EXERCISE ::
Write out the entries below once more, exactly.

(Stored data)
---*---

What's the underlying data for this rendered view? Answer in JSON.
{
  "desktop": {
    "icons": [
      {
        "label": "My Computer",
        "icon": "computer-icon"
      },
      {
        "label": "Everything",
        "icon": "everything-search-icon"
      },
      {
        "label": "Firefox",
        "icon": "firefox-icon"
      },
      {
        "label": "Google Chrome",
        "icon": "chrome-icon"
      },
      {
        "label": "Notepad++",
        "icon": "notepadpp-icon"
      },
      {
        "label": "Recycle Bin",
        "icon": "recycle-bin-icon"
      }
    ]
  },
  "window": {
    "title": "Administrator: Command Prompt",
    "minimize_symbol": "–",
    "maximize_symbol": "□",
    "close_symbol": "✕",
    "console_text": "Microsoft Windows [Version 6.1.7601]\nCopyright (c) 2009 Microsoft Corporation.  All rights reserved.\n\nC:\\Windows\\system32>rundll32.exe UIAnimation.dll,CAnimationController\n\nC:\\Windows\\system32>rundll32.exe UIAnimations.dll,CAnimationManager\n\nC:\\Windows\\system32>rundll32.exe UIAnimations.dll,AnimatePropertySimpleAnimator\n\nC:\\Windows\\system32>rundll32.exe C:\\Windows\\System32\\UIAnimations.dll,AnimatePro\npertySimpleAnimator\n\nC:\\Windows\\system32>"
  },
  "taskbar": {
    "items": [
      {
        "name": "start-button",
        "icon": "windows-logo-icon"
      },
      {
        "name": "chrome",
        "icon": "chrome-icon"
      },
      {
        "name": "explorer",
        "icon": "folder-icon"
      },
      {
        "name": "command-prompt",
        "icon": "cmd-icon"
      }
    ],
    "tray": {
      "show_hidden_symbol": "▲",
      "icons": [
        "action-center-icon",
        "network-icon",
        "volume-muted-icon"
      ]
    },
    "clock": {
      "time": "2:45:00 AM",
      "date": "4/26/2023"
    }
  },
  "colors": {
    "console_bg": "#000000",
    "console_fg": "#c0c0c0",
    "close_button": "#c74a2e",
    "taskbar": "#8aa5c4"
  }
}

---*---

SOLUTION ::
What's the underlying data for this rendered view? Answer in JSON.
{
  "desktop": {
    "icons": [
      {
        "label": "My Computer",
        "icon": "computer-icon"
      },
      {
        "label": "Everything",
        "icon": "everything-search-icon"
      },
      {
        "label": "Firefox",
        "icon": "firefox-icon"
      },
      {
        "label": "Google Chrome",
        "icon": "chrome-icon"
      },
      {
        "label": "Notepad++",
        "icon": "notepadpp-icon"
      },
      {
        "label": "Recycle Bin",
        "icon": "recycle-bin-icon"
      }
    ]
  },
  "window": {
    "title": "Administrator: Command Prompt",
    "minimize_symbol": "–",
    "maximize_symbol": "□",
    "close_symbol": "✕",
    "console_text": "Microsoft Windows [Version 6.1.7601]\nCopyright (c) 2009 Microsoft Corporation.  All rights reserved.\n\nC:\\Windows\\system32>rundll32.exe UIAnimation.dll,CAnimationController\n\nC:\\Windows\\system32>rundll32.exe UIAnimations.dll,CAnimationManager\n\nC:\\Windows\\system32>rundll32.exe UIAnimations.dll,AnimatePropertySimpleAnimator\n\nC:\\Windows\\system32>rundll32.exe C:\\Windows\\System32\\UIAnimations.dll,AnimatePro\npertySimpleAnimator\n\nC:\\Windows\\system32>"
  },
  "taskbar": {
    "items": [
      {
        "name": "start-button",
        "icon": "windows-logo-icon"
      },
      {
        "name": "chrome",
        "icon": "chrome-icon"
      },
      {
        "name": "explorer",
        "icon": "folder-icon"
      },
      {
        "name": "command-prompt",
        "icon": "cmd-icon"
      }
    ],
    "tray": {
      "show_hidden_symbol": "▲",
      "icons": [
        "action-center-icon",
        "network-icon",
        "volume-muted-icon"
      ]
    },
    "clock": {
      "time": "2:45:00 AM",
      "date": "4/26/2023"
    }
  },
  "colors": {
    "console_bg": "#000000",
    "console_fg": "#c0c0c0",
    "close_button": "#c74a2e",
    "taskbar": "#8aa5c4"
  }
}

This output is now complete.